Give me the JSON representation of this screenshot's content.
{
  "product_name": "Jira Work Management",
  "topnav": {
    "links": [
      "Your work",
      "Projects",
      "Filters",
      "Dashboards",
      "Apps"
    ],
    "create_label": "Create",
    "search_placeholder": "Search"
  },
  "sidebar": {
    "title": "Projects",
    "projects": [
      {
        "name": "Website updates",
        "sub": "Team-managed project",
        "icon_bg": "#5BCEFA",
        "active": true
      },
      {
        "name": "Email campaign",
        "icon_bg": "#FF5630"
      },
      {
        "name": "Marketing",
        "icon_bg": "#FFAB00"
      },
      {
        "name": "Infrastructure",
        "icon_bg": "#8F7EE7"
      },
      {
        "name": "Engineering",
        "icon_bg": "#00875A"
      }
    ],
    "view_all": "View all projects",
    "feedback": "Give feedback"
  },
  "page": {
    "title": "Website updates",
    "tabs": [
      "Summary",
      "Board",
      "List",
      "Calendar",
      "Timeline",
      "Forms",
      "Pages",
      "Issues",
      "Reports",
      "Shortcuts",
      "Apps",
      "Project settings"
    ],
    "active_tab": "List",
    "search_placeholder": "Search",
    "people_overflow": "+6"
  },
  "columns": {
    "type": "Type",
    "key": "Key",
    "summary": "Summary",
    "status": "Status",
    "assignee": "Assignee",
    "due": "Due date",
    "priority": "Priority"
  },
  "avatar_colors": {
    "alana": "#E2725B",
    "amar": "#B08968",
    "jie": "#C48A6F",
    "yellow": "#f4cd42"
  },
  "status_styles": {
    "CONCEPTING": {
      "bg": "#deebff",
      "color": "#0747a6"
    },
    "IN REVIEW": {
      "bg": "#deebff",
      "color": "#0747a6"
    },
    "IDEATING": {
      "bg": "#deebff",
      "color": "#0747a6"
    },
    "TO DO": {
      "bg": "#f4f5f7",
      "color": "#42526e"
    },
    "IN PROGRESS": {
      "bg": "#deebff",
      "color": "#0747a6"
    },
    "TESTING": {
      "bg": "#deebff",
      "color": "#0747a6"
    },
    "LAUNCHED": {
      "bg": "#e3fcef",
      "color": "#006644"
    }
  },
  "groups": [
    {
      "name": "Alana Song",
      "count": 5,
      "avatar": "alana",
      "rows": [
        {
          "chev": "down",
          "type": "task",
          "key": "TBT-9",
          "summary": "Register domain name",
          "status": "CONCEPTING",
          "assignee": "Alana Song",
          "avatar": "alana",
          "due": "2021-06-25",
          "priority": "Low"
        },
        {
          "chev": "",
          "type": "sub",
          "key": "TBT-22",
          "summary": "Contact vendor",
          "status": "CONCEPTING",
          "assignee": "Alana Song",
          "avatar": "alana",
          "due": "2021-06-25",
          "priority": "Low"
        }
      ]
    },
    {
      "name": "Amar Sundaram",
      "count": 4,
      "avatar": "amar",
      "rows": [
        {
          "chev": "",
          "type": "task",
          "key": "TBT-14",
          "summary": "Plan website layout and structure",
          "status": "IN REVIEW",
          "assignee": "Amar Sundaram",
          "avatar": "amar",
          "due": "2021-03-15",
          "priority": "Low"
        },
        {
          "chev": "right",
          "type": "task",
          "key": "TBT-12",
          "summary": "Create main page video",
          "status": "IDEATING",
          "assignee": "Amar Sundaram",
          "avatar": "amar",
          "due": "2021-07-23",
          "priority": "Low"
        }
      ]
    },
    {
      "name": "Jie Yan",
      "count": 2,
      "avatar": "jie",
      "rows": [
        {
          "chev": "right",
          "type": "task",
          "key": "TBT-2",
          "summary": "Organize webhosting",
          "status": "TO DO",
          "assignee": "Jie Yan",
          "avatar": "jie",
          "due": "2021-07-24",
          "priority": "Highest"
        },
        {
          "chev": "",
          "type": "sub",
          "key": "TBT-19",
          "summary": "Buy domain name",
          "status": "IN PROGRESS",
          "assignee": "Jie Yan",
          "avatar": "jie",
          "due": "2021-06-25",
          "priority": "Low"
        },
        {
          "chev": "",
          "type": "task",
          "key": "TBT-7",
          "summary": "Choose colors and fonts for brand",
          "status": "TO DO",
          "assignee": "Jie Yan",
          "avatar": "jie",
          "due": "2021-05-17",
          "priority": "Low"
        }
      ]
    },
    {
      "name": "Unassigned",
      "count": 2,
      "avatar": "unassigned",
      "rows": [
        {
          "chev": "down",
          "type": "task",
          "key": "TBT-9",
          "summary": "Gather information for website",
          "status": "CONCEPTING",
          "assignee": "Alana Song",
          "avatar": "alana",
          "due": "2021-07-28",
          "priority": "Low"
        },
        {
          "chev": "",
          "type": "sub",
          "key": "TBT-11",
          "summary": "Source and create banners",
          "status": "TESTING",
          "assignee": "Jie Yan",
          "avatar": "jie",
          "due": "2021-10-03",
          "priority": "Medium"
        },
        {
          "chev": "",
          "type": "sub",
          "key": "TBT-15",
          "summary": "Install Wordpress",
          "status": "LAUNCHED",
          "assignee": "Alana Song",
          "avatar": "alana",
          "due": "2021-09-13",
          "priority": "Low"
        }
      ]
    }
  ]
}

### Aim of the exercise:
Output every entry shown above, exactly.

### Task response:
Give me the JSON representation of this screenshot's content.
{
  "product_name": "Jira Work Management",
  "topnav": {
    "links": [
      "Your work",
      "Projects",
      "Filters",
      "Dashboards",
      "Apps"
    ],
    "create_label": "Create",
    "search_placeholder": "Search"
  },
  "sidebar": {
    "title": "Projects",
    "projects": [
      {
        "name": "Website updates",
        "sub": "Team-managed project",
        "icon_bg": "#5BCEFA",
        "active": true
      },
      {
        "name": "Email campaign",
        "icon_bg": "#FF5630"
      },
      {
        "name": "Marketing",
        "icon_bg": "#FFAB00"
      },
      {
        "name": "Infrastructure",
        "icon_bg": "#8F7EE7"
      },
      {
        "name": "Engineering",
        "icon_bg": "#00875A"
      }
    ],
    "view_all": "View all projects",
    "feedback": "Give feedback"
  },
  "page": {
    "title": "Website updates",
    "tabs": [
      "Summary",
      "Board",
      "List",
      "Calendar",
      "Timeline",
      "Forms",
      "Pages",
      "Issues",
      "Reports",
      "Shortcuts",
      "Apps",
      "Project settings"
    ],
    "active_tab": "List",
    "search_placeholder": "Search",
    "people_overflow": "+6"
  },
  "columns": {
    "type": "Type",
    "key": "Key",
    "summary": "Summary",
    "status": "Status",
    "assignee": "Assignee",
    "due": "Due date",
    "priority": "Priority"
  },
  "avatar_colors": {
    "alana": "#E2725B",
    "amar": "#B08968",
    "jie": "#C48A6F",
    "yellow": "#f4cd42"
  },
  "status_styles": {
    "CONCEPTING": {
      "bg": "#deebff",
      "color": "#0747a6"
    },
    "IN REVIEW": {
      "bg": "#deebff",
      "color": "#0747a6"
    },
    "IDEATING": {
      "bg": "#deebff",
      "color": "#0747a6"
    },
    "TO DO": {
      "bg": "#f4f5f7",
      "color": "#42526e"
    },
    "IN PROGRESS": {
      "bg": "#deebff",
      "color": "#0747a6"
    },
    "TESTING": {
      "bg": "#deebff",
      "color": "#0747a6"
    },
    "LAUNCHED": {
      "bg": "#e3fcef",
      "color": "#006644"
    }
  },
  "groups": [
    {
      "name": "Alana Song",
      "count": 5,
      "avatar": "alana",
      "rows": [
        {
          "chev": "down",
          "type": "task",
          "key": "TBT-9",
          "summary": "Register domain name",
          "status": "CONCEPTING",
          "assignee": "Alana Song",
          "avatar": "alana",
          "due": "2021-06-25",
          "priority": "Low"
        },
        {
          "chev": "",
          "type": "sub",
          "key": "TBT-22",
          "summary": "Contact vendor",
          "status": "CONCEPTING",
          "assignee": "Alana Song",
          "avatar": "alana",
          "due": "2021-06-25",
          "priority": "Low"
        }
      ]
    },
    {
      "name": "Amar Sundaram",
      "count": 4,
      "avatar": "amar",
      "rows": [
        {
          "chev": "",
          "type": "task",
          "key": "TBT-14",
          "summary": "Plan website layout and structure",
          "status": "IN REVIEW",
          "assignee": "Amar Sundaram",
          "avatar": "amar",
          "due": "2021-03-15",
          "priority": "Low"
        },
        {
          "chev": "right",
          "type": "task",
          "key": "TBT-12",
          "summary": "Create main page video",
          "status": "IDEATING",
          "assignee": "Amar Sundaram",
          "avatar": "amar",
          "due": "2021-07-23",
          "priority": "Low"
        }
      ]
    },
    {
      "name": "Jie Yan",
      "count": 2,
      "avatar": "jie",
      "rows": [
        {
          "chev": "right",
          "type": "task",
          "key": "TBT-2",
          "summary": "Organize webhosting",
          "status": "TO DO",
          "assignee": "Jie Yan",
          "avatar": "jie",
          "due": "2021-07-24",
          "priority": "Highest"
        },
        {
          "chev": "",
          "type": "sub",
          "key": "TBT-19",
          "summary": "Buy domain name",
          "status": "IN PROGRESS",
          "assignee": "Jie Yan",
          "avatar": "jie",
          "due": "2021-06-25",
          "priority": "Low"
        },
        {
          "chev": "",
          "type": "task",
          "key": "TBT-7",
          "summary": "Choose colors and fonts for brand",
          "status": "TO DO",
          "assignee": "Jie Yan",
          "avatar": "jie",
          "due": "2021-05-17",
          "priority": "Low"
        }
      ]
    },
    {
      "name": "Unassigned",
      "count": 2,
      "avatar": "unassigned",
      "rows": [
        {
          "chev": "down",
          "type": "task",
          "key": "TBT-9",
          "summary": "Gather information for website",
          "status": "CONCEPTING",
          "assignee": "Alana Song",
          "avatar": "alana",
          "due": "2021-07-28",
          "priority": "Low"
        },
        {
          "chev": "",
          "type": "sub",
          "key": "TBT-11",
          "summary": "Source and create banners",
          "status": "TESTING",
          "assignee": "Jie Yan",
          "avatar": "jie",
          "due": "2021-10-03",
          "priority": "Medium"
        },
        {
          "chev": "",
          "type": "sub",
          "key": "TBT-15",
          "summary": "Install Wordpress",
          "status": "LAUNCHED",
          "assignee": "Alana Song",
          "avatar": "alana",
          "due": "2021-09-13",
          "priority": "Low"
        }
      ]
    }
  ]
}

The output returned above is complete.